# Short exercise
Convert each line of the entries below into a numbered list, omitting any blank lines.

>> START

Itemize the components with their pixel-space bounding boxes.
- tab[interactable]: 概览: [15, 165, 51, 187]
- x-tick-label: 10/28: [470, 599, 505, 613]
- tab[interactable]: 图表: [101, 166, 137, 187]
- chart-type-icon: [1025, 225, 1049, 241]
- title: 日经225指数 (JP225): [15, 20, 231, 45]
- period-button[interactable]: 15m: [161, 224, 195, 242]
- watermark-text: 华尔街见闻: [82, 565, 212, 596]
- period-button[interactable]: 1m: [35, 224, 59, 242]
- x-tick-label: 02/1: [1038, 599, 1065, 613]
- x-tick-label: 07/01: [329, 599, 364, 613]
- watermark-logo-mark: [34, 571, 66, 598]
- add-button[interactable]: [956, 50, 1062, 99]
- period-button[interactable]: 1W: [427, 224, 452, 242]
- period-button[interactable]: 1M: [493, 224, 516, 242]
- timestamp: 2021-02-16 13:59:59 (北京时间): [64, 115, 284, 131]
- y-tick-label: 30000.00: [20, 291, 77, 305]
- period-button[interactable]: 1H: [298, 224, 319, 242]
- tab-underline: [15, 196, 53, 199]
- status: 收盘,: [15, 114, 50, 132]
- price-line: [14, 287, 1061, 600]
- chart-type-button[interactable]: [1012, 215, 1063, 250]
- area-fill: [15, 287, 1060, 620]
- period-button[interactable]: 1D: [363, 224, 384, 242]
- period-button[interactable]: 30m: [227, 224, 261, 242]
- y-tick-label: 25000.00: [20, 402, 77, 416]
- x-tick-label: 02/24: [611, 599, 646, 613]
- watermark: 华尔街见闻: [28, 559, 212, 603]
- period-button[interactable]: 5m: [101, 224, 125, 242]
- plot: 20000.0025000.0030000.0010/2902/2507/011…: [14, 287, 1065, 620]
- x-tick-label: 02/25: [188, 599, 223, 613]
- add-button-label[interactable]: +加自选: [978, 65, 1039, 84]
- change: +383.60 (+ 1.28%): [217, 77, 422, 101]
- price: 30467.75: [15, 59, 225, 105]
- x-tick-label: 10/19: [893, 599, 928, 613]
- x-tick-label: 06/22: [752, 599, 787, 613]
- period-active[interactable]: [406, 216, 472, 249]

>> END

# Exercise solution
1. Itemize the components with their pixel-space bounding boxes.
2. - tab[interactable]: 概览: [15, 165, 51, 187]
3. - x-tick-label: 10/28: [470, 599, 505, 613]
4. - tab[interactable]: 图表: [101, 166, 137, 187]
5. - chart-type-icon: [1025, 225, 1049, 241]
6. - title: 日经225指数 (JP225): [15, 20, 231, 45]
7. - period-button[interactable]: 15m: [161, 224, 195, 242]
8. - watermark-text: 华尔街见闻: [82, 565, 212, 596]
9. - period-button[interactable]: 1m: [35, 224, 59, 242]
10. - x-tick-label: 02/1: [1038, 599, 1065, 613]
11. - x-tick-label: 07/01: [329, 599, 364, 613]
12. - watermark-logo-mark: [34, 571, 66, 598]
13. - add-button[interactable]: [956, 50, 1062, 99]
14. - period-button[interactable]: 1W: [427, 224, 452, 242]
15. - period-button[interactable]: 1M: [493, 224, 516, 242]
16. - timestamp: 2021-02-16 13:59:59 (北京时间): [64, 115, 284, 131]
17. - y-tick-label: 30000.00: [20, 291, 77, 305]
18. - period-button[interactable]: 1H: [298, 224, 319, 242]
19. - tab-underline: [15, 196, 53, 199]
20. - status: 收盘,: [15, 114, 50, 132]
21. - price-line: [14, 287, 1061, 600]
22. - chart-type-button[interactable]: [1012, 215, 1063, 250]
23. - area-fill: [15, 287, 1060, 620]
24. - period-button[interactable]: 1D: [363, 224, 384, 242]
25. - period-button[interactable]: 30m: [227, 224, 261, 242]
26. - y-tick-label: 25000.00: [20, 402, 77, 416]
27. - x-tick-label: 02/24: [611, 599, 646, 613]
28. - watermark: 华尔街见闻: [28, 559, 212, 603]
29. - period-button[interactable]: 5m: [101, 224, 125, 242]
30. - plot: 20000.0025000.0030000.0010/2902/2507/011…: [14, 287, 1065, 620]
31. - x-tick-label: 02/25: [188, 599, 223, 613]
32. - add-button-label[interactable]: +加自选: [978, 65, 1039, 84]
33. - change: +383.60 (+ 1.28%): [217, 77, 422, 101]
34. - price: 30467.75: [15, 59, 225, 105]
35. - x-tick-label: 10/19: [893, 599, 928, 613]
36. - x-tick-label: 06/22: [752, 599, 787, 613]
37. - period-active[interactable]: [406, 216, 472, 249]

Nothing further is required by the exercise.